• _Source document_:
>>
HDFS_READ

The HDFS_READ function reads data from a delimiter-separated file in the Hadoop Distributed File System (HDFS).

Read syntax diagramSkip visual syntax diagramHDFS_READ( file-url, options )

The schema is SYSFUN.

file-url
An expression that specifies the server address and path of the input file in HDFS. file-url is a VARCHAR(512) value.
options
An expression that specifies a list of name=value pairs. Each pair must be separated from the following pair by a space character. options is a VARCHAR(256) value. options can contain any of the following name and value pairs:
delimiter=delimiter-value
Identifies the character that is used as the delimiter in the input file that is specified by file-url.
user=user-value
Specifies an IBM® InfoSphere® BigInsights® user name that has access to the input file that is specified by file-url.
password=password-value
Specifies the password for the IBM InfoSphere BigInsights user that is identified by user=user-value.
authport=authport-value
Specifies the port for form-based authentication of the input. The default is 8080.

The HDFS_READ function returns a table with one row for each record in the input file. HDFS_READ is a generic table function, which means that the columns in the returned table are defined when the table is referenced, instead of when the table is defined.

Example 1: Read an HDFS file whose URL is http://hdfssrv.svl.ibm.com:8080. The input file delimiter is a comma. Use the default authorization port. The records in the input file have two fields: a DECIMAL(8,3) field, and an INTEGER field.
SELECT * FROM TABLE(
 HDFS_READ(
 'http://hdfssrv.svl.ibm.com:8080',
 'delimiter=, user=biadmin password=passw0rd'))
<<
• _Provided material_:
>>
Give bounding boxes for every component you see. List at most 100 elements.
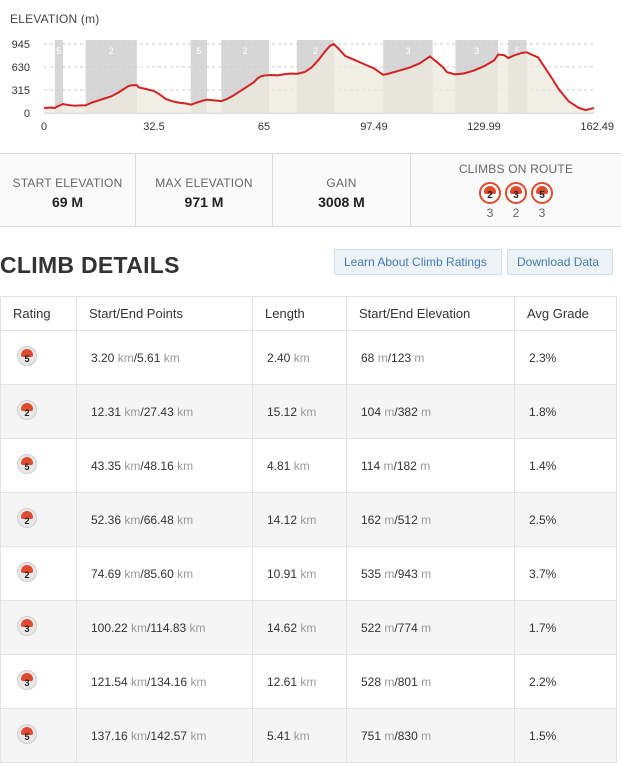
gain-value: 3008 M <box>318 194 365 210</box>
avg-grade-value: 1.5% <box>529 728 557 743</box>
climb-summary-cat-2[interactable]: 2 3 <box>479 182 501 220</box>
rating-cell: 2 <box>0 546 77 601</box>
length-cell: 5.41 km <box>252 708 347 763</box>
climb-category-summary: 2 3 3 2 5 3 <box>411 182 621 220</box>
unit-m: m <box>421 566 432 581</box>
climb-category-icon: 5 <box>17 724 37 744</box>
climb-band-label: 2 <box>313 46 318 56</box>
unit-km: km <box>163 350 180 365</box>
climb-details-table: Rating Start/End Points Length Start/End… <box>0 296 617 763</box>
end-elevation-m: 830 <box>397 728 418 743</box>
start-end-points-cell: 3.20 km/5.61 km <box>76 330 253 385</box>
length-value: 10.91 <box>267 566 298 581</box>
unit-m: m <box>421 404 432 419</box>
avg-grade-value: 2.2% <box>529 674 557 689</box>
length-value: 15.12 <box>267 404 298 419</box>
avg-grade-value: 1.8% <box>529 404 557 419</box>
avg-grade-cell: 1.4% <box>514 438 617 493</box>
avg-grade-value: 2.5% <box>529 512 557 527</box>
table-row[interactable]: 5 137.16 km/142.57 km 5.41 km 751 m/830 m 1.… <box>0 708 617 763</box>
climb-band-label: 3 <box>474 46 479 56</box>
length-cell: 14.12 km <box>252 492 347 547</box>
unit-m: m <box>384 512 395 527</box>
unit-km: km <box>293 458 310 473</box>
unit-km: km <box>124 566 141 581</box>
gain-label: GAIN <box>326 176 357 190</box>
unit-km: km <box>131 728 148 743</box>
length-value: 14.12 <box>267 512 298 527</box>
avg-grade-cell: 1.7% <box>514 600 617 655</box>
start-end-elevation-cell: 162 m/512 m <box>346 492 515 547</box>
length-value: 5.41 <box>267 728 291 743</box>
unit-km: km <box>189 620 206 635</box>
rating-cell: 2 <box>0 492 77 547</box>
max-elevation-label: MAX ELEVATION <box>155 176 253 190</box>
rating-cell: 3 <box>0 654 77 709</box>
x-tick-label: 162.49 <box>580 121 614 133</box>
unit-m: m <box>421 674 432 689</box>
start-km: 52.36 <box>91 512 122 527</box>
start-elevation-m: 114 <box>361 458 381 473</box>
climb-category-icon: 2 <box>17 400 37 420</box>
unit-km: km <box>177 512 194 527</box>
avg-grade-cell: 2.3% <box>514 330 617 385</box>
table-row[interactable]: 2 74.69 km/85.60 km 10.91 km 535 m/943 m 3.7… <box>0 546 617 601</box>
table-row[interactable]: 2 52.36 km/66.48 km 14.12 km 162 m/512 m 2.5… <box>0 492 617 547</box>
start-elevation-m: 162 <box>361 512 382 527</box>
column-header-start-end-points[interactable]: Start/End Points <box>76 296 253 331</box>
table-row[interactable]: 2 12.31 km/27.43 km 15.12 km 104 m/382 m 1.8… <box>0 384 617 439</box>
table-row[interactable]: 5 43.35 km/48.16 km 4.81 km 114 m/182 m 1.4% <box>0 438 617 493</box>
start-end-points-cell: 43.35 km/48.16 km <box>76 438 253 493</box>
avg-grade-cell: 2.5% <box>514 492 617 547</box>
end-km: 142.57 <box>150 728 188 743</box>
unit-m: m <box>384 674 395 689</box>
length-value: 14.62 <box>267 620 298 635</box>
end-elevation-m: 382 <box>397 404 418 419</box>
end-km: 48.16 <box>143 458 174 473</box>
column-header-rating[interactable]: Rating <box>0 296 77 331</box>
avg-grade-cell: 3.7% <box>514 546 617 601</box>
unit-km: km <box>131 674 148 689</box>
elevation-line <box>43 43 595 112</box>
column-header-start-end-elevation[interactable]: Start/End Elevation <box>346 296 515 331</box>
elevation-profile-svg[interactable]: 5 2 5 2 2 3 3 5 945 630 315 00 32.5 65 97.49 129.99 162.… <box>0 0 621 150</box>
x-tick-label: 32.5 <box>143 121 164 133</box>
max-elevation-stat: MAX ELEVATION 971 M <box>136 154 273 226</box>
rating-cell: 5 <box>0 708 77 763</box>
end-elevation-m: 182 <box>396 458 417 473</box>
start-end-points-cell: 12.31 km/27.43 km <box>76 384 253 439</box>
length-cell: 4.81 km <box>252 438 347 493</box>
unit-m: m <box>384 620 395 635</box>
length-value: 4.81 <box>267 458 291 473</box>
start-km: 3.20 <box>91 350 115 365</box>
climb-summary-cat-5[interactable]: 5 3 <box>531 182 553 220</box>
climb-summary-cat-3[interactable]: 3 2 <box>505 182 527 220</box>
rating-cell: 5 <box>0 438 77 493</box>
y-tick-label: 630 <box>12 62 30 74</box>
climb-band <box>54 40 63 113</box>
unit-m: m <box>414 350 425 365</box>
unit-m: m <box>421 620 432 635</box>
column-header-avg-grade[interactable]: Avg Grade <box>514 296 617 331</box>
climb-category-icon: 3 <box>17 616 37 636</box>
start-elevation-stat: START ELEVATION 69 M <box>0 154 136 226</box>
start-end-points-cell: 52.36 km/66.48 km <box>76 492 253 547</box>
column-header-length[interactable]: Length <box>252 296 347 331</box>
start-end-elevation-cell: 751 m/830 m <box>346 708 515 763</box>
download-data-button[interactable]: Download Data <box>507 249 613 275</box>
start-elevation-m: 535 <box>361 566 382 581</box>
end-km: 85.60 <box>143 566 174 581</box>
start-elevation-m: 104 <box>361 404 382 419</box>
start-end-elevation-cell: 104 m/382 m <box>346 384 515 439</box>
elevation-chart[interactable]: ELEVATION (m) 5 2 5 2 2 3 3 5 945 630 315 0 0 32.5 65 9… <box>0 0 621 150</box>
start-elevation-label: START ELEVATION <box>12 176 123 190</box>
table-row[interactable]: 5 3.20 km/5.61 km 2.40 km 68 m/123 m 2.3% <box>0 330 617 385</box>
start-end-elevation-cell: 535 m/943 m <box>346 546 515 601</box>
climbs-on-route-stat: CLIMBS ON ROUTE 2 3 3 2 5 3 <box>411 154 621 226</box>
climb-category-icon: 5 <box>531 182 553 204</box>
start-km: 43.35 <box>91 458 122 473</box>
length-value: 2.40 <box>267 350 291 365</box>
learn-climb-ratings-button[interactable]: Learn About Climb Ratings <box>334 249 502 275</box>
<<
• _Work to do_:
- a) List every name that the HDFS_READ page allows in the options string.
- b) Rewrite more briefly the paragraph of the HDFS_READ page that begins "The HDFS_READ function returns a table", keeping its main facts.
- c) Reproduce the HDFS_READ page from "password=password-value" up to and including "an INTEGER field.", renaming "input file" to "source file" wherever it occurs.

• _Exercise answers_:
- a)
delimiter
user
password
authport

- b) HDFS_READ returns a table with one row per record in the input file. Because it is a generic table function, the columns of that table are defined when the table is referenced, not when it is defined.

- c)
password=password-value
Specifies the password for the IBM InfoSphere BigInsights user that is identified by user=user-value.
authport=authport-value
Specifies the port for form-based authentication of the input. The default is 8080.

The HDFS_READ function returns a table with one row for each record in the source file. HDFS_READ is a generic table function, which means that the columns in the returned table are defined when the table is referenced, instead of when the table is defined.

Example 1: Read an HDFS file whose URL is http://hdfssrv.svl.ibm.com:8080. The source file delimiter is a comma. Use the default authorization port. The records in the source file have two fields: a DECIMAL(8,3) field, and an INTEGER field.